#### RAW DATA ####

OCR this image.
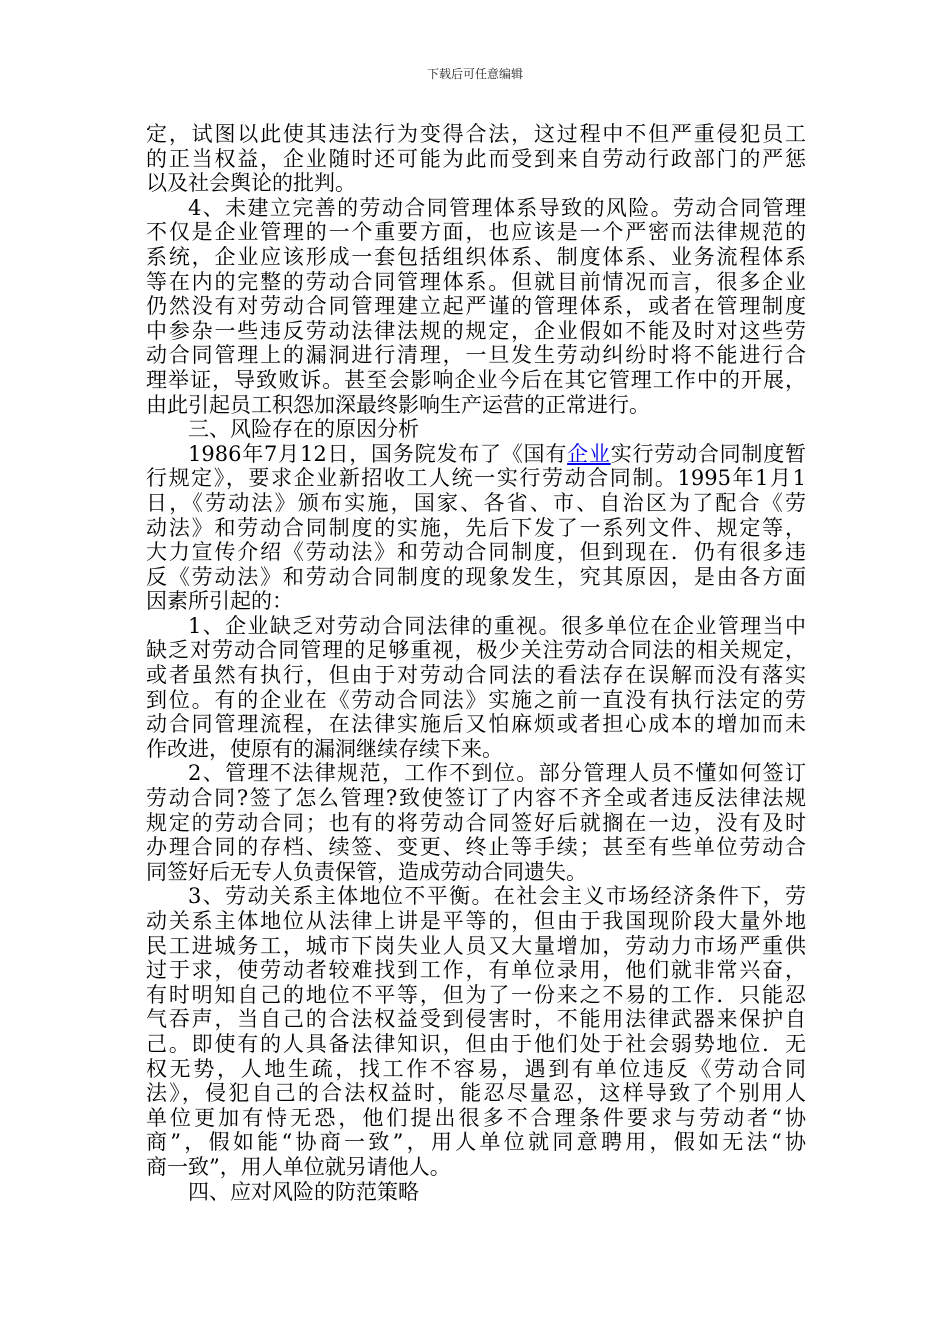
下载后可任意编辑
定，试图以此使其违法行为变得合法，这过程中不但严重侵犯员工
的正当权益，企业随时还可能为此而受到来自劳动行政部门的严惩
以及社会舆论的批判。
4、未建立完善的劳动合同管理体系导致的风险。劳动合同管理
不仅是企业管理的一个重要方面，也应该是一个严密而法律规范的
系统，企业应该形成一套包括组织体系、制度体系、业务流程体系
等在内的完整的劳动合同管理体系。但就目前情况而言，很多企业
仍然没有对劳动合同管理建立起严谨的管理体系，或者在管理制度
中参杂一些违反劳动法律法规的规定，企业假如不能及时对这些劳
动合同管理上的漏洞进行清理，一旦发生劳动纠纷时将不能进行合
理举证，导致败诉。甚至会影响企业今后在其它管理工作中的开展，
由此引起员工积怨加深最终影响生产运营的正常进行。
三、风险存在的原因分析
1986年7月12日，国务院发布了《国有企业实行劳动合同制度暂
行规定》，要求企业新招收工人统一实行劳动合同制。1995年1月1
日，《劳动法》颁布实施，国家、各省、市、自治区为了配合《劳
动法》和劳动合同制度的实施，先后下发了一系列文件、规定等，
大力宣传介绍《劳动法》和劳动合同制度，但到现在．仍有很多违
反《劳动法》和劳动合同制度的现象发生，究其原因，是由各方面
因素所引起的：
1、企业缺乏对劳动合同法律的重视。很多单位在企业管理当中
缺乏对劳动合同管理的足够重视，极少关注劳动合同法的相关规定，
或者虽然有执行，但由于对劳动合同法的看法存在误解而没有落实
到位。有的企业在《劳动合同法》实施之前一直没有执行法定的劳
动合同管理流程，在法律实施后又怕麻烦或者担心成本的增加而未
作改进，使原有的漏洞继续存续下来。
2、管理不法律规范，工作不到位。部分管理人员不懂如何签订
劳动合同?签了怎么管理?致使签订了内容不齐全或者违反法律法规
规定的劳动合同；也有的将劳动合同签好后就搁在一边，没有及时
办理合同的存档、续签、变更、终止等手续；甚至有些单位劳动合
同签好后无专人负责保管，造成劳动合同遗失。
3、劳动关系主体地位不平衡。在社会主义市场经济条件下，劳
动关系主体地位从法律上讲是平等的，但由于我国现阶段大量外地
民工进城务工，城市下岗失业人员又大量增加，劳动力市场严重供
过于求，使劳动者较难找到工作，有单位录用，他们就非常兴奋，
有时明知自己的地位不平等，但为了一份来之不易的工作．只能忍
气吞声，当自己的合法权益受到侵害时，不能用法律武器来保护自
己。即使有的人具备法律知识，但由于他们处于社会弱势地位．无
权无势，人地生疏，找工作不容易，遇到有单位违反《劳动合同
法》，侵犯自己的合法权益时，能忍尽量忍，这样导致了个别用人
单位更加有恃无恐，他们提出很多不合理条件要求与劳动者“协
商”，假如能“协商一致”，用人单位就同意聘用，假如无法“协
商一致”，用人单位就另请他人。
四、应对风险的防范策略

####

Reproduce the material above verbatim; omit every picture.

**THE RESULT**
OCR this image.
下载后可任意编辑
定，试图以此使其违法行为变得合法，这过程中不但严重侵犯员工
的正当权益，企业随时还可能为此而受到来自劳动行政部门的严惩
以及社会舆论的批判。
4、未建立完善的劳动合同管理体系导致的风险。劳动合同管理
不仅是企业管理的一个重要方面，也应该是一个严密而法律规范的
系统，企业应该形成一套包括组织体系、制度体系、业务流程体系
等在内的完整的劳动合同管理体系。但就目前情况而言，很多企业
仍然没有对劳动合同管理建立起严谨的管理体系，或者在管理制度
中参杂一些违反劳动法律法规的规定，企业假如不能及时对这些劳
动合同管理上的漏洞进行清理，一旦发生劳动纠纷时将不能进行合
理举证，导致败诉。甚至会影响企业今后在其它管理工作中的开展，
由此引起员工积怨加深最终影响生产运营的正常进行。
三、风险存在的原因分析
1986年7月12日，国务院发布了《国有企业实行劳动合同制度暂
行规定》，要求企业新招收工人统一实行劳动合同制。1995年1月1
日，《劳动法》颁布实施，国家、各省、市、自治区为了配合《劳
动法》和劳动合同制度的实施，先后下发了一系列文件、规定等，
大力宣传介绍《劳动法》和劳动合同制度，但到现在．仍有很多违
反《劳动法》和劳动合同制度的现象发生，究其原因，是由各方面
因素所引起的：
1、企业缺乏对劳动合同法律的重视。很多单位在企业管理当中
缺乏对劳动合同管理的足够重视，极少关注劳动合同法的相关规定，
或者虽然有执行，但由于对劳动合同法的看法存在误解而没有落实
到位。有的企业在《劳动合同法》实施之前一直没有执行法定的劳
动合同管理流程，在法律实施后又怕麻烦或者担心成本的增加而未
作改进，使原有的漏洞继续存续下来。
2、管理不法律规范，工作不到位。部分管理人员不懂如何签订
劳动合同?签了怎么管理?致使签订了内容不齐全或者违反法律法规
规定的劳动合同；也有的将劳动合同签好后就搁在一边，没有及时
办理合同的存档、续签、变更、终止等手续；甚至有些单位劳动合
同签好后无专人负责保管，造成劳动合同遗失。
3、劳动关系主体地位不平衡。在社会主义市场经济条件下，劳
动关系主体地位从法律上讲是平等的，但由于我国现阶段大量外地
民工进城务工，城市下岗失业人员又大量增加，劳动力市场严重供
过于求，使劳动者较难找到工作，有单位录用，他们就非常兴奋，
有时明知自己的地位不平等，但为了一份来之不易的工作．只能忍
气吞声，当自己的合法权益受到侵害时，不能用法律武器来保护自
己。即使有的人具备法律知识，但由于他们处于社会弱势地位．无
权无势，人地生疏，找工作不容易，遇到有单位违反《劳动合同
法》，侵犯自己的合法权益时，能忍尽量忍，这样导致了个别用人
单位更加有恃无恐，他们提出很多不合理条件要求与劳动者“协
商”，假如能“协商一致”，用人单位就同意聘用，假如无法“协
商一致”，用人单位就另请他人。
四、应对风险的防范策略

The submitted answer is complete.